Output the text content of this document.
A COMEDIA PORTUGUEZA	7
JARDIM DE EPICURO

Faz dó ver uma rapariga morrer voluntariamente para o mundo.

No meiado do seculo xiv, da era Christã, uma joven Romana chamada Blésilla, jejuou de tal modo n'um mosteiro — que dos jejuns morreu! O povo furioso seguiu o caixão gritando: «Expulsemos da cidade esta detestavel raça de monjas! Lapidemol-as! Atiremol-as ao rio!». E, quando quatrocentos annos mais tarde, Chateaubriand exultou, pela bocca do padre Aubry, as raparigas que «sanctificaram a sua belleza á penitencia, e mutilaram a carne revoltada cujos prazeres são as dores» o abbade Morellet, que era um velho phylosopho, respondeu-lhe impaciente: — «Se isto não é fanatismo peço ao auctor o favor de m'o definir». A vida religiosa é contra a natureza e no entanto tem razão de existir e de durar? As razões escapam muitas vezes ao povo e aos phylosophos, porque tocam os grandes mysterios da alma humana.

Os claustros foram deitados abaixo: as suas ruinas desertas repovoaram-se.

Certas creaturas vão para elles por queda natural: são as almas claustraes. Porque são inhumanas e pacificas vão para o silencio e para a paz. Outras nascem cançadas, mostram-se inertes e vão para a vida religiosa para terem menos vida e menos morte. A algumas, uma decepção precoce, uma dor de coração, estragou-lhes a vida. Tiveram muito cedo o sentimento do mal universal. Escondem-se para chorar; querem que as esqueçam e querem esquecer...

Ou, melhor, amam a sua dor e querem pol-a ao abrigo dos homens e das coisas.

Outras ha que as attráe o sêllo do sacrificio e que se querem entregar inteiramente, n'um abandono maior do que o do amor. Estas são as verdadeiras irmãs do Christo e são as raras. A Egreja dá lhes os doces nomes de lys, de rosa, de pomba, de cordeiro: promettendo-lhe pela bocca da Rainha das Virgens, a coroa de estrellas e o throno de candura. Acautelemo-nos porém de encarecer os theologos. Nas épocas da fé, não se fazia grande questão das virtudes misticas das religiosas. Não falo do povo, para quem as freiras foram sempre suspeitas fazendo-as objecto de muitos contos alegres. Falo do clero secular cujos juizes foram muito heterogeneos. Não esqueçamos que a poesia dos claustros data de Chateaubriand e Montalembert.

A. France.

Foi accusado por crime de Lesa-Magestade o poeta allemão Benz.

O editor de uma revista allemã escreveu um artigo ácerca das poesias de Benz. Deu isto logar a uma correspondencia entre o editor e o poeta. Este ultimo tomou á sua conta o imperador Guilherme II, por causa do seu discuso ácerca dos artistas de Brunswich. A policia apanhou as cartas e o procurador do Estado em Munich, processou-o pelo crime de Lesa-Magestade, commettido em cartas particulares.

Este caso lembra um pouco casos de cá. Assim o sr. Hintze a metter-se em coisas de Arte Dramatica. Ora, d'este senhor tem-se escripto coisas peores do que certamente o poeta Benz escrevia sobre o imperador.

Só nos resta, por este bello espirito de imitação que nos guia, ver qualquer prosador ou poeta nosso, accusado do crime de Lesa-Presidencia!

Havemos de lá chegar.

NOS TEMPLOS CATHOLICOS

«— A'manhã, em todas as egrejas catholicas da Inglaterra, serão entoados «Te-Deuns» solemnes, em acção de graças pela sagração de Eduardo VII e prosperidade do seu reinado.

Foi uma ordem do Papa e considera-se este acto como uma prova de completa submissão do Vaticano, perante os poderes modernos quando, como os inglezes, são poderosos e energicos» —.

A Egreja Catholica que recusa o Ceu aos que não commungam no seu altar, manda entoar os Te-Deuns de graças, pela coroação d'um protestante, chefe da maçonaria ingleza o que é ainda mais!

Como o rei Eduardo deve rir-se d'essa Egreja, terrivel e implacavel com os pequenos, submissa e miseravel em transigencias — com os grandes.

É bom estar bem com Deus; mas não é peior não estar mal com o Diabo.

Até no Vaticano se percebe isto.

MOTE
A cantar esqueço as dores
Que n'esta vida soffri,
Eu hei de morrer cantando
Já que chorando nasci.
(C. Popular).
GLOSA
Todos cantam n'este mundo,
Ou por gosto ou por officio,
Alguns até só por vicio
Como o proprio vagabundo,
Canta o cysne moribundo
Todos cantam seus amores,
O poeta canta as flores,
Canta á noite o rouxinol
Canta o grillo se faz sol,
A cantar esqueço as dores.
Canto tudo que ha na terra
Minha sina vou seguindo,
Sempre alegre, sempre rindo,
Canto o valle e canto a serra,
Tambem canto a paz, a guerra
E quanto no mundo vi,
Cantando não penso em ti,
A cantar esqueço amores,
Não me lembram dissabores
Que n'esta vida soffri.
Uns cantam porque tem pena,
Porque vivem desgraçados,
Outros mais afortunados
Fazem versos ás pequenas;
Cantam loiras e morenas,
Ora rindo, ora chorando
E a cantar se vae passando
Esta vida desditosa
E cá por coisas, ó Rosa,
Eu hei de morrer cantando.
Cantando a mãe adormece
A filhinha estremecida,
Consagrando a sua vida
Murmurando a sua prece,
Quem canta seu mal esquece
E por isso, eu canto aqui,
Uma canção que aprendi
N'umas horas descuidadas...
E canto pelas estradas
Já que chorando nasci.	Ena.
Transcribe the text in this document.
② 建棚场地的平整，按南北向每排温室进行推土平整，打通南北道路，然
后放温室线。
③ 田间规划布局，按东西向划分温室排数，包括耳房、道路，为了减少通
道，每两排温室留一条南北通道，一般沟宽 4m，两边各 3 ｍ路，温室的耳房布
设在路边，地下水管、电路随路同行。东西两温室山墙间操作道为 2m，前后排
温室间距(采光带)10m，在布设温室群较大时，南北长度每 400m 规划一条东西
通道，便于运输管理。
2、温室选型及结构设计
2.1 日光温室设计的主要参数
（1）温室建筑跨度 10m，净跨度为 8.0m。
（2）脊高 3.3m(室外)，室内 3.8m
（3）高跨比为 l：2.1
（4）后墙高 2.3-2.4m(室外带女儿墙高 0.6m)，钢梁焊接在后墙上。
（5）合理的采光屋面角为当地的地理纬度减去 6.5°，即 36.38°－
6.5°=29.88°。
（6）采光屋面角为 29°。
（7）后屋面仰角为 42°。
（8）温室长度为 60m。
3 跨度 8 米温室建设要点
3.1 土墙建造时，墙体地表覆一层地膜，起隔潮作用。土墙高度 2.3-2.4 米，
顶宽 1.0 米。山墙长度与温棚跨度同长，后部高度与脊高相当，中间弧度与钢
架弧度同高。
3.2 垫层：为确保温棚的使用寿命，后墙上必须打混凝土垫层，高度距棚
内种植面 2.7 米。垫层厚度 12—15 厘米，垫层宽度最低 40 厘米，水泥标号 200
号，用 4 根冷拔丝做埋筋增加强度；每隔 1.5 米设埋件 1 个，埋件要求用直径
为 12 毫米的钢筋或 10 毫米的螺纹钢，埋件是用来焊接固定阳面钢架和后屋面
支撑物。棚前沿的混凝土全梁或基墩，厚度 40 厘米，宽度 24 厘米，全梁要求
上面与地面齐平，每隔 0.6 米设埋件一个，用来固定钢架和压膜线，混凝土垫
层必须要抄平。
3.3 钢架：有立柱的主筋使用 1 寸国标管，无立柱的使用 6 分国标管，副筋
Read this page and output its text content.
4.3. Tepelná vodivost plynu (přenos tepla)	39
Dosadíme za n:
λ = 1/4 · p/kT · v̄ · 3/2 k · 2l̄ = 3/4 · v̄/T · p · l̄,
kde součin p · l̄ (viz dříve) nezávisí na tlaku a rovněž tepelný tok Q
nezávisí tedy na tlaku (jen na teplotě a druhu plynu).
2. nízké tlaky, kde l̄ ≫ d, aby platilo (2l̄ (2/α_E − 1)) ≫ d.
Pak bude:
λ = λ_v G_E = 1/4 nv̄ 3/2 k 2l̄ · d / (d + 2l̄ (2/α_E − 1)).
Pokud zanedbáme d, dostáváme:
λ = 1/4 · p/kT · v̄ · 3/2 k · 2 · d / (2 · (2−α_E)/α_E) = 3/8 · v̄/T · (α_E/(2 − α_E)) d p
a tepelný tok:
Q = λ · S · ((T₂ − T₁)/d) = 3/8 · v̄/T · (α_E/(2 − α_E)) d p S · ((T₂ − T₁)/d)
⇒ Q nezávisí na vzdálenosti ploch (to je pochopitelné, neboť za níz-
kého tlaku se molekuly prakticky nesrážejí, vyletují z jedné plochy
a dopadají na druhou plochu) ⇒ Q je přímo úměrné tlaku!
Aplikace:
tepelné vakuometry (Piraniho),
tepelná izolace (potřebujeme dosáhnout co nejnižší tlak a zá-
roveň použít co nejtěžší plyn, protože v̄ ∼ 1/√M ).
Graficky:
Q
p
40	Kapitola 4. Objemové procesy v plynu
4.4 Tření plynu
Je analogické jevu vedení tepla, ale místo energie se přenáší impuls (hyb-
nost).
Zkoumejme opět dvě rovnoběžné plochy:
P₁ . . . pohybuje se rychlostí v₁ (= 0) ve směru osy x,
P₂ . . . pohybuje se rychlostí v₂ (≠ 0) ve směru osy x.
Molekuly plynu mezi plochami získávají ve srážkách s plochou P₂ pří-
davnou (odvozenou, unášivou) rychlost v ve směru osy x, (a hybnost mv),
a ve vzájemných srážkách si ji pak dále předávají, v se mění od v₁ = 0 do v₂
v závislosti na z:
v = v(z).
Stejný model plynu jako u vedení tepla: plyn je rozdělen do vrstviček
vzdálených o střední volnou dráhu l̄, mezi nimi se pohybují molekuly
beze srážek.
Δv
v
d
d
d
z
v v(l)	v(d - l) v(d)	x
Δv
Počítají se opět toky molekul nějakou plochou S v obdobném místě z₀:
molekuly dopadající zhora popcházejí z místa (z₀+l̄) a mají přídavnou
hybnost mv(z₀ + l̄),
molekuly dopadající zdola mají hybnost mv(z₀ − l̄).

- What you need to do -
Find each line holding "srážkách". Copy it out.

- Written solution -
Molekuly plynu mezi plochami získávají ve srážkách s plochou P₂ pří-
a ve vzájemných srážkách si ji pak dále předávají, v se mění od v₁ = 0 do v₂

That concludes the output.